# What the exercise asks
The records should be written out in full, with nothing altered.

##############################

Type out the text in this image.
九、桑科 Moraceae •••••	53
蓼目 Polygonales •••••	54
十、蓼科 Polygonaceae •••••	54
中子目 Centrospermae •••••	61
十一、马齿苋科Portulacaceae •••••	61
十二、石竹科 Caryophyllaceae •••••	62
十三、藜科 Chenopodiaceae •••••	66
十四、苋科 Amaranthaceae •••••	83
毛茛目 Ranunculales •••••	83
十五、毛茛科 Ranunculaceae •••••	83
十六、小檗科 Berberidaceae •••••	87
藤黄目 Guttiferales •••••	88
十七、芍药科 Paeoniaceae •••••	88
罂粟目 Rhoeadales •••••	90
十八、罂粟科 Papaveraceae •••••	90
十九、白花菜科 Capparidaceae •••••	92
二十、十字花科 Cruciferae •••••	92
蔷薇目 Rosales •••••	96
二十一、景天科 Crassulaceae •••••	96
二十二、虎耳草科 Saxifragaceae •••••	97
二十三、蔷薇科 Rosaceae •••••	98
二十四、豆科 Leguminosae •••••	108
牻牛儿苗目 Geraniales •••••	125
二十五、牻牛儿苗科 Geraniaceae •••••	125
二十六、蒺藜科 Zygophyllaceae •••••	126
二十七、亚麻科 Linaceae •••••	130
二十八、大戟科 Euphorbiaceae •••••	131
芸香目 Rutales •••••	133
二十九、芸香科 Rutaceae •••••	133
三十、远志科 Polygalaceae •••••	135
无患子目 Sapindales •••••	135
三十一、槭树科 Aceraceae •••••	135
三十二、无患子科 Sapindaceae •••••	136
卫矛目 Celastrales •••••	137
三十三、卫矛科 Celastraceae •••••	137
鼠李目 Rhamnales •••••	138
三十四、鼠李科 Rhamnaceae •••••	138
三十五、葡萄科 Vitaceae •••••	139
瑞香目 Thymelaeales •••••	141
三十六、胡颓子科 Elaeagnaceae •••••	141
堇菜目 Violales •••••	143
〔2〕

##############################

# The solution
Type out the text in this image.
九、桑科 Moraceae •••••	53
蓼目 Polygonales •••••	54
十、蓼科 Polygonaceae •••••	54
中子目 Centrospermae •••••	61
十一、马齿苋科Portulacaceae •••••	61
十二、石竹科 Caryophyllaceae •••••	62
十三、藜科 Chenopodiaceae •••••	66
十四、苋科 Amaranthaceae •••••	83
毛茛目 Ranunculales •••••	83
十五、毛茛科 Ranunculaceae •••••	83
十六、小檗科 Berberidaceae •••••	87
藤黄目 Guttiferales •••••	88
十七、芍药科 Paeoniaceae •••••	88
罂粟目 Rhoeadales •••••	90
十八、罂粟科 Papaveraceae •••••	90
十九、白花菜科 Capparidaceae •••••	92
二十、十字花科 Cruciferae •••••	92
蔷薇目 Rosales •••••	96
二十一、景天科 Crassulaceae •••••	96
二十二、虎耳草科 Saxifragaceae •••••	97
二十三、蔷薇科 Rosaceae •••••	98
二十四、豆科 Leguminosae •••••	108
牻牛儿苗目 Geraniales •••••	125
二十五、牻牛儿苗科 Geraniaceae •••••	125
二十六、蒺藜科 Zygophyllaceae •••••	126
二十七、亚麻科 Linaceae •••••	130
二十八、大戟科 Euphorbiaceae •••••	131
芸香目 Rutales •••••	133
二十九、芸香科 Rutaceae •••••	133
三十、远志科 Polygalaceae •••••	135
无患子目 Sapindales •••••	135
三十一、槭树科 Aceraceae •••••	135
三十二、无患子科 Sapindaceae •••••	136
卫矛目 Celastrales •••••	137
三十三、卫矛科 Celastraceae •••••	137
鼠李目 Rhamnales •••••	138
三十四、鼠李科 Rhamnaceae •••••	138
三十五、葡萄科 Vitaceae •••••	139
瑞香目 Thymelaeales •••••	141
三十六、胡颓子科 Elaeagnaceae •••••	141
堇菜目 Violales •••••	143
〔2〕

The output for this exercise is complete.